Task to complete: Drop every picture, then transcribe the remaining data exactly.

[Records from a dataset]
● ● ● ●

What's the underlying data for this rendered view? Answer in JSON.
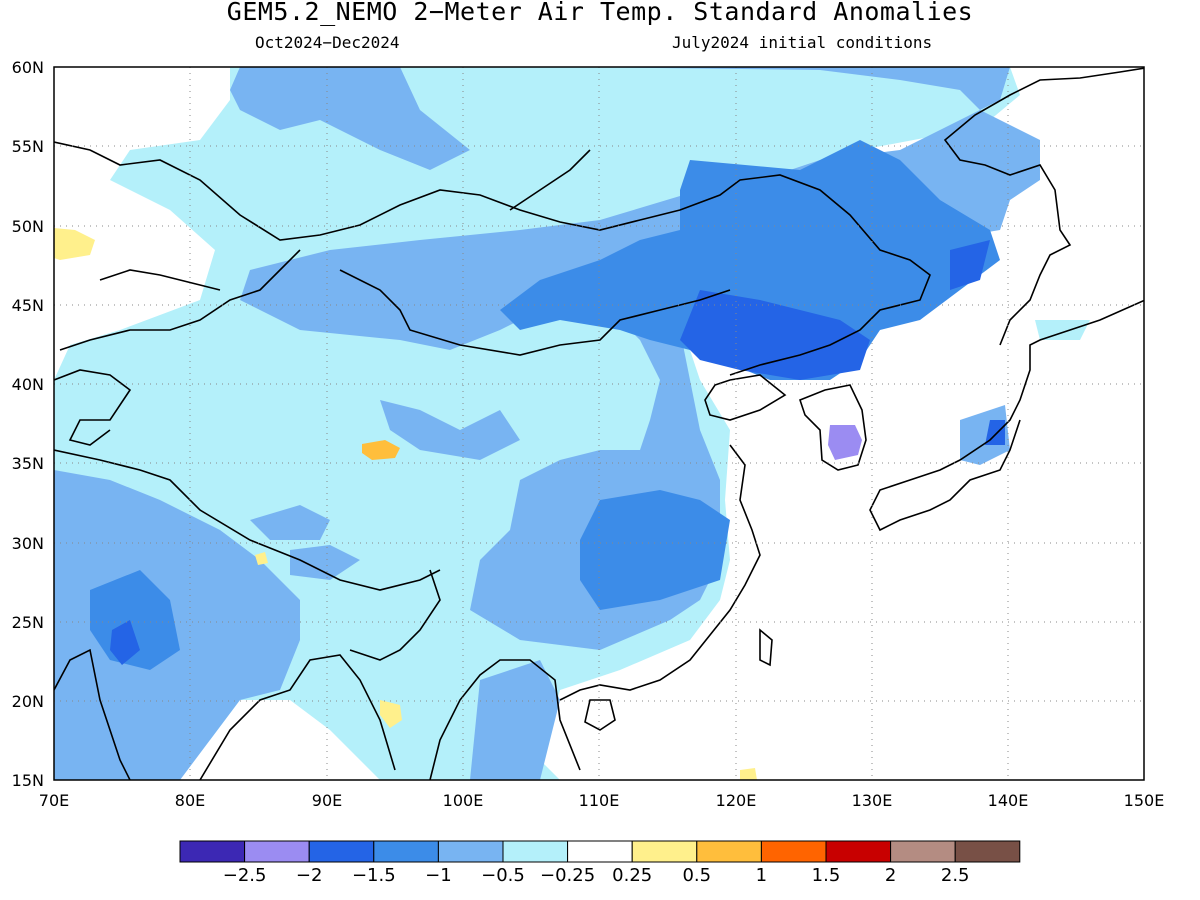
{
  "title": "GEM5.2_NEMO 2−Meter Air Temp. Standard Anomalies",
  "period": "Oct2024−Dec2024",
  "initial_conditions": "July2024 initial conditions",
  "map": {
    "lon_range": [
      70,
      150
    ],
    "lat_range": [
      15,
      60
    ],
    "lon_labels": [
      "70E",
      "80E",
      "90E",
      "100E",
      "110E",
      "120E",
      "130E",
      "140E",
      "150E"
    ],
    "lat_labels": [
      "60N",
      "55N",
      "50N",
      "45N",
      "40N",
      "35N",
      "30N",
      "25N",
      "20N",
      "15N"
    ],
    "gridlines": "dotted",
    "colorbar": {
      "colors": [
        "#3c28b4",
        "#9b8cf2",
        "#2464e6",
        "#3c8ce8",
        "#78b4f2",
        "#b4f0fa",
        "#ffffff",
        "#fff08c",
        "#ffbe3c",
        "#ff6400",
        "#c80000",
        "#b48c82",
        "#785046"
      ],
      "labels": [
        "−2.5",
        "−2",
        "−1.5",
        "−1",
        "−0.5",
        "−0.25",
        "0.25",
        "0.5",
        "1",
        "1.5",
        "2",
        "2.5"
      ]
    }
  }
}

● ● ● ●

Result below:
What's the underlying data for this rendered view? Answer in JSON.
{
  "title": "GEM5.2_NEMO 2−Meter Air Temp. Standard Anomalies",
  "period": "Oct2024−Dec2024",
  "initial_conditions": "July2024 initial conditions",
  "map": {
    "lon_range": [
      70,
      150
    ],
    "lat_range": [
      15,
      60
    ],
    "lon_labels": [
      "70E",
      "80E",
      "90E",
      "100E",
      "110E",
      "120E",
      "130E",
      "140E",
      "150E"
    ],
    "lat_labels": [
      "60N",
      "55N",
      "50N",
      "45N",
      "40N",
      "35N",
      "30N",
      "25N",
      "20N",
      "15N"
    ],
    "gridlines": "dotted",
    "colorbar": {
      "colors": [
        "#3c28b4",
        "#9b8cf2",
        "#2464e6",
        "#3c8ce8",
        "#78b4f2",
        "#b4f0fa",
        "#ffffff",
        "#fff08c",
        "#ffbe3c",
        "#ff6400",
        "#c80000",
        "#b48c82",
        "#785046"
      ],
      "labels": [
        "−2.5",
        "−2",
        "−1.5",
        "−1",
        "−0.5",
        "−0.25",
        "0.25",
        "0.5",
        "1",
        "1.5",
        "2",
        "2.5"
      ]
    }
  }
}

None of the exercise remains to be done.